WHAT TO PRODUCE ::
Reproduce all records verbatim.

### RECORDED INFORMATION

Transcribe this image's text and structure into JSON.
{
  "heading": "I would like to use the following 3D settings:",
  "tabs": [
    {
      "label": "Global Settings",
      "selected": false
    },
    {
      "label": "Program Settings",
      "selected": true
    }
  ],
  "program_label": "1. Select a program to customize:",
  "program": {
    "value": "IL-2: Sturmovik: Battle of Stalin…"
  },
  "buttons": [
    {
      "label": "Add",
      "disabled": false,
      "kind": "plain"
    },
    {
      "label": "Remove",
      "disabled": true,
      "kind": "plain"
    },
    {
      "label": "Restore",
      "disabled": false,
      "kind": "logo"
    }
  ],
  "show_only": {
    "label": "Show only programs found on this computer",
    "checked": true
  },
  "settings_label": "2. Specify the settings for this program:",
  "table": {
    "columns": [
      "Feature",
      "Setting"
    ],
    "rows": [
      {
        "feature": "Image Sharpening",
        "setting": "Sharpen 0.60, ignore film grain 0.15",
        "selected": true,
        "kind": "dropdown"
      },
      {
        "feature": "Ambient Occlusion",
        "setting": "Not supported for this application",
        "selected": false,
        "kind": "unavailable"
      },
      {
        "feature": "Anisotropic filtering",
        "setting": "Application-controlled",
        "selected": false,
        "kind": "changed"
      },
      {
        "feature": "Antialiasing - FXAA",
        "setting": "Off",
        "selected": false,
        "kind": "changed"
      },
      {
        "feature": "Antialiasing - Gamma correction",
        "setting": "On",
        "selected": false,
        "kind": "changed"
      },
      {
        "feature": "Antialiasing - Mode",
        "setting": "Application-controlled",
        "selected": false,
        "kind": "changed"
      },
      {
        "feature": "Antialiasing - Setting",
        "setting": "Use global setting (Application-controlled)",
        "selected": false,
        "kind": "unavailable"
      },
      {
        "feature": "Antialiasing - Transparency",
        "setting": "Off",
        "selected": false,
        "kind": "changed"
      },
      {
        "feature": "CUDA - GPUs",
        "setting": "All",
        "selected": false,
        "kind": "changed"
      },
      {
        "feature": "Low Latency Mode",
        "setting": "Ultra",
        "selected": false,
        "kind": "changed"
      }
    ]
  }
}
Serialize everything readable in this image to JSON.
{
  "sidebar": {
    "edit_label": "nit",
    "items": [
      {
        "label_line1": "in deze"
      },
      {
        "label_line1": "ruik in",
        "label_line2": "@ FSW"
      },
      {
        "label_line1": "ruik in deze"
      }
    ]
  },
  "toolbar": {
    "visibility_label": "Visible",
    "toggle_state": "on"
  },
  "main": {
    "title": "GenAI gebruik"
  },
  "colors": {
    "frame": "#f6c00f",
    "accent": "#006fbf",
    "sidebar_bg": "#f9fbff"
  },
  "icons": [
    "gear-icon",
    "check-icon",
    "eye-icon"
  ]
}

######

ANSWER IN FULL ::
Transcribe this image's text and structure into JSON.
{
  "heading": "I would like to use the following 3D settings:",
  "tabs": [
    {
      "label": "Global Settings",
      "selected": false
    },
    {
      "label": "Program Settings",
      "selected": true
    }
  ],
  "program_label": "1. Select a program to customize:",
  "program": {
    "value": "IL-2: Sturmovik: Battle of Stalin…"
  },
  "buttons": [
    {
      "label": "Add",
      "disabled": false,
      "kind": "plain"
    },
    {
      "label": "Remove",
      "disabled": true,
      "kind": "plain"
    },
    {
      "label": "Restore",
      "disabled": false,
      "kind": "logo"
    }
  ],
  "show_only": {
    "label": "Show only programs found on this computer",
    "checked": true
  },
  "settings_label": "2. Specify the settings for this program:",
  "table": {
    "columns": [
      "Feature",
      "Setting"
    ],
    "rows": [
      {
        "feature": "Image Sharpening",
        "setting": "Sharpen 0.60, ignore film grain 0.15",
        "selected": true,
        "kind": "dropdown"
      },
      {
        "feature": "Ambient Occlusion",
        "setting": "Not supported for this application",
        "selected": false,
        "kind": "unavailable"
      },
      {
        "feature": "Anisotropic filtering",
        "setting": "Application-controlled",
        "selected": false,
        "kind": "changed"
      },
      {
        "feature": "Antialiasing - FXAA",
        "setting": "Off",
        "selected": false,
        "kind": "changed"
      },
      {
        "feature": "Antialiasing - Gamma correction",
        "setting": "On",
        "selected": false,
        "kind": "changed"
      },
      {
        "feature": "Antialiasing - Mode",
        "setting": "Application-controlled",
        "selected": false,
        "kind": "changed"
      },
      {
        "feature": "Antialiasing - Setting",
        "setting": "Use global setting (Application-controlled)",
        "selected": false,
        "kind": "unavailable"
      },
      {
        "feature": "Antialiasing - Transparency",
        "setting": "Off",
        "selected": false,
        "kind": "changed"
      },
      {
        "feature": "CUDA - GPUs",
        "setting": "All",
        "selected": false,
        "kind": "changed"
      },
      {
        "feature": "Low Latency Mode",
        "setting": "Ultra",
        "selected": false,
        "kind": "changed"
      }
    ]
  }
}
Serialize everything readable in this image to JSON.
{
  "sidebar": {
    "edit_label": "nit",
    "items": [
      {
        "label_line1": "in deze"
      },
      {
        "label_line1": "ruik in",
        "label_line2": "@ FSW"
      },
      {
        "label_line1": "ruik in deze"
      }
    ]
  },
  "toolbar": {
    "visibility_label": "Visible",
    "toggle_state": "on"
  },
  "main": {
    "title": "GenAI gebruik"
  },
  "colors": {
    "frame": "#f6c00f",
    "accent": "#006fbf",
    "sidebar_bg": "#f9fbff"
  },
  "icons": [
    "gear-icon",
    "check-icon",
    "eye-icon"
  ]
}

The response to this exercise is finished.